▸ **Quoted passage**
The mudstone interlayer does not have a significant influence on top coal caving and flowing using the split-level panel layout (SPL) or longwall mining with split-level gate roads (LMSG) as shown in Fig. 2b, c (Wang et al. 2017a, b; Zhao et al. 2017). Gate roads on either end of a SPL panel are located at different elevations within the 8# and 9# coal seams. The tailgate is driven along the floor of 9# coal seam while the headgate is driven along the roof of 8# coal seam. Thus, the mining geometry consists of a gradually elevated section on the right end of the panel. By employing SPL, the mudstone interlayer and 8# coal seam were pre-cut through creating free surfaces for the two parts of the interlayer as shown in Fig. 2b, c. Therefore, when the working face advances in the in-plane direction, mudstone interlayer caves better so that fragmentation of mudstone blocks does not cause difficulty in top coal caving, flowing or drawing. The mudstone interlayer averages about 0.8 m. But its thickness varies from locations to locations. For locations where mudstone interlayer is thick, say more than 1.2 m, the sizes of the mudstone blocks maybe very big. Big blocks do harm to rear canopies and AFC, so experienced miners close the rear canopies immediately as soon as they hear the big blocks flowing towards the rear canopies. For medium size mudstone pieces which are easily distinguished and picked out (which depends on the colors of the constituent of the mudstone, it also varies from locations to locations), miners separate them out underground and deposit them in mined-out areas. For some locations where mudstone interlayer is thin, say less than 0.4 m, then the small mudstone fragmentations are directly transported to the processing plant and are separated manually and mechanically there.

▸ **Data supplied**
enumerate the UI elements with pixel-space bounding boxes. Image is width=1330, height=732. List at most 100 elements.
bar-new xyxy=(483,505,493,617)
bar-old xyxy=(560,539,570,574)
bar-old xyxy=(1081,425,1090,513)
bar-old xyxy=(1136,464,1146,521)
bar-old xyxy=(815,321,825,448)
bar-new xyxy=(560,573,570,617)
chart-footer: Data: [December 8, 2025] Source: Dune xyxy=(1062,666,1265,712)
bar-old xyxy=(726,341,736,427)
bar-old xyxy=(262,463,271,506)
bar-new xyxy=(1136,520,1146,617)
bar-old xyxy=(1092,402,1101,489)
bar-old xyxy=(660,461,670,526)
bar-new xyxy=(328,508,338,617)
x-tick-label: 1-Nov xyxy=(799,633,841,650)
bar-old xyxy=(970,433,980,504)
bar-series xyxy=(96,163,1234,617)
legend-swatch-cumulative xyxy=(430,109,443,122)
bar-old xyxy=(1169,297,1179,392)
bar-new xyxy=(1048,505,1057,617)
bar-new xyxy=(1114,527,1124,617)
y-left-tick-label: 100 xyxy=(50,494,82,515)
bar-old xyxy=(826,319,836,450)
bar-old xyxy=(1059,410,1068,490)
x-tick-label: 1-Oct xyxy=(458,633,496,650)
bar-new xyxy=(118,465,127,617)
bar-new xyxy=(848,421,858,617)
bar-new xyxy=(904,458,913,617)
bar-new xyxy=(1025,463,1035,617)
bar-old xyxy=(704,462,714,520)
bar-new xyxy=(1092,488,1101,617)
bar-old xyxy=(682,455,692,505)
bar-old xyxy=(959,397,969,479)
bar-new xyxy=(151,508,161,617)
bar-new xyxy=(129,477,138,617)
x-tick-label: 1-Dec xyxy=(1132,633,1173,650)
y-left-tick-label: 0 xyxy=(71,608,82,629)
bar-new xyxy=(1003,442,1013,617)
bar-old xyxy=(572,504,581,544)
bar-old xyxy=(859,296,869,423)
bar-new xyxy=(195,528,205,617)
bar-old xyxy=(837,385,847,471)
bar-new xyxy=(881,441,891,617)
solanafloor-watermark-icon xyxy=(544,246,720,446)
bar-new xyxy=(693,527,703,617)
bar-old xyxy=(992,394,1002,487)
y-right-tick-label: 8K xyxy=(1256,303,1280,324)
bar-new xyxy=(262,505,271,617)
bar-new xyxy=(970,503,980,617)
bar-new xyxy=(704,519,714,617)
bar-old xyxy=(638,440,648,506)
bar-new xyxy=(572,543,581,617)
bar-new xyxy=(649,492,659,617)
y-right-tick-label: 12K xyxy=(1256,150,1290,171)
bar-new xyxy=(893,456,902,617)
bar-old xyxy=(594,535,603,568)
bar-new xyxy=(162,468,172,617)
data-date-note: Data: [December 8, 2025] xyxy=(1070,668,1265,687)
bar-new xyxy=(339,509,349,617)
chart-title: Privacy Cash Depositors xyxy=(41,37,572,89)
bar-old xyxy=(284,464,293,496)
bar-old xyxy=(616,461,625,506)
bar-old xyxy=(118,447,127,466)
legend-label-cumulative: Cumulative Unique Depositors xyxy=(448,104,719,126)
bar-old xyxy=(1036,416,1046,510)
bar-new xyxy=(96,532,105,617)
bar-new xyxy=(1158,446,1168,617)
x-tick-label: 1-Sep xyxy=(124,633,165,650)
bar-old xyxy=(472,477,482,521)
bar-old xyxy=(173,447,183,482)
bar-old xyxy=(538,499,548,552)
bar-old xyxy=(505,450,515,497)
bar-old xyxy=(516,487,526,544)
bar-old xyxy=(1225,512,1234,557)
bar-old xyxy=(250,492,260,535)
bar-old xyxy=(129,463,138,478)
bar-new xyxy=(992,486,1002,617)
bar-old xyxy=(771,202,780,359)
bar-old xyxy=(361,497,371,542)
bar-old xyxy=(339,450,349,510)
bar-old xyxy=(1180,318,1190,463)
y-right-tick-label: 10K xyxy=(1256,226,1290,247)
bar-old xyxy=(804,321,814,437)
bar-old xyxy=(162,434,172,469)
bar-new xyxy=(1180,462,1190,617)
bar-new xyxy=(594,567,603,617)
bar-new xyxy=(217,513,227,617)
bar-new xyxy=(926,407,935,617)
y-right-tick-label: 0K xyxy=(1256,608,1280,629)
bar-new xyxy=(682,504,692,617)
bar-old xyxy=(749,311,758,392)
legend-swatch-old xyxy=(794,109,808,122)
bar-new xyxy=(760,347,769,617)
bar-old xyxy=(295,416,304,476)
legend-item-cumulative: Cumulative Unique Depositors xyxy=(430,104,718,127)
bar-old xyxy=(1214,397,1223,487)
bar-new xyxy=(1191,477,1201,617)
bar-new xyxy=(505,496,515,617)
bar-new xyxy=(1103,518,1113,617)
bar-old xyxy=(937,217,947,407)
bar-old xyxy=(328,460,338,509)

▸ **What this exercise asks**
1. Answer these from the passage on top coal caving:
(a) Along which part of the 9# coal seam is the tailgate driven?
(b) About how thick is the mudstone interlayer on average?
(c) Where are the small mudstone fragments from thin interlayer locations separated?
2. According to the passage on top coal caving, why does the mudstone interlayer cave better under the split-level panel layout as the working face advances?
The material was taken from a different source than the passage.

▸ **Responses in order**
1.
(a) Along the floor of the 9# coal seam.
(b) About 0.8 m.
(c) At the processing plant, where they are separated manually and mechanically.

2. Under the split-level panel layout, the mudstone interlayer and the 8# coal seam are pre-cut. This creates free surfaces for the two parts of the interlayer. As a result, the interlayer caves better, and the broken mudstone blocks do not make top coal caving, flowing or drawing difficult.